▶ _Work to do_: Images do not belong in the copy. Retype all the entries below exactly.

------ Given records ------

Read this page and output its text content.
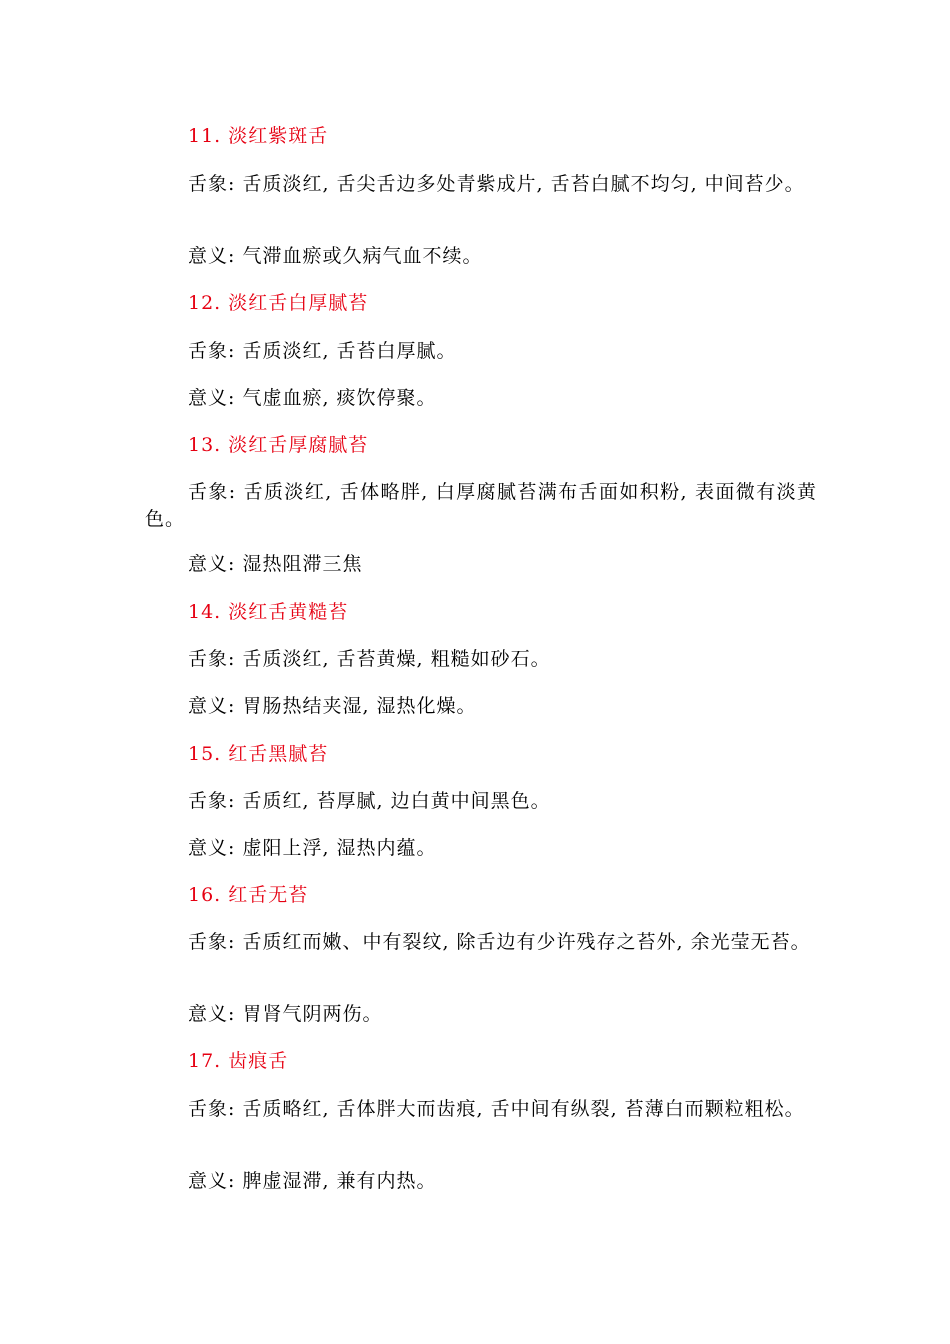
11. 淡红紫斑舌
舌象: 舌质淡红, 舌尖舌边多处青紫成片, 舌苔白腻不均匀, 中间苔少。
意义: 气滞血瘀或久病气血不续。
12. 淡红舌白厚腻苔
舌象: 舌质淡红, 舌苔白厚腻。
意义: 气虚血瘀, 痰饮停聚。
13. 淡红舌厚腐腻苔
舌象: 舌质淡红, 舌体略胖, 白厚腐腻苔满布舌面如积粉, 表面微有淡黄色。
意义: 湿热阻滞三焦
14. 淡红舌黄糙苔
舌象: 舌质淡红, 舌苔黄燥, 粗糙如砂石。
意义: 胃肠热结夹湿, 湿热化燥。
15. 红舌黑腻苔
舌象: 舌质红, 苔厚腻, 边白黄中间黑色。
意义: 虚阳上浮, 湿热内蕴。
16. 红舌无苔
舌象: 舌质红而嫩、中有裂纹, 除舌边有少许残存之苔外, 余光莹无苔。
意义: 胃肾气阴两伤。
17. 齿痕舌
舌象: 舌质略红, 舌体胖大而齿痕, 舌中间有纵裂, 苔薄白而颗粒粗松。
意义: 脾虚湿滞, 兼有内热。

------

▶ _The reply_:
Read this page and output its text content.
11. 淡红紫斑舌
舌象: 舌质淡红, 舌尖舌边多处青紫成片, 舌苔白腻不均匀, 中间苔少。
意义: 气滞血瘀或久病气血不续。
12. 淡红舌白厚腻苔
舌象: 舌质淡红, 舌苔白厚腻。
意义: 气虚血瘀, 痰饮停聚。
13. 淡红舌厚腐腻苔
舌象: 舌质淡红, 舌体略胖, 白厚腐腻苔满布舌面如积粉, 表面微有淡黄色。
意义: 湿热阻滞三焦
14. 淡红舌黄糙苔
舌象: 舌质淡红, 舌苔黄燥, 粗糙如砂石。
意义: 胃肠热结夹湿, 湿热化燥。
15. 红舌黑腻苔
舌象: 舌质红, 苔厚腻, 边白黄中间黑色。
意义: 虚阳上浮, 湿热内蕴。
16. 红舌无苔
舌象: 舌质红而嫩、中有裂纹, 除舌边有少许残存之苔外, 余光莹无苔。
意义: 胃肾气阴两伤。
17. 齿痕舌
舌象: 舌质略红, 舌体胖大而齿痕, 舌中间有纵裂, 苔薄白而颗粒粗松。
意义: 脾虚湿滞, 兼有内热。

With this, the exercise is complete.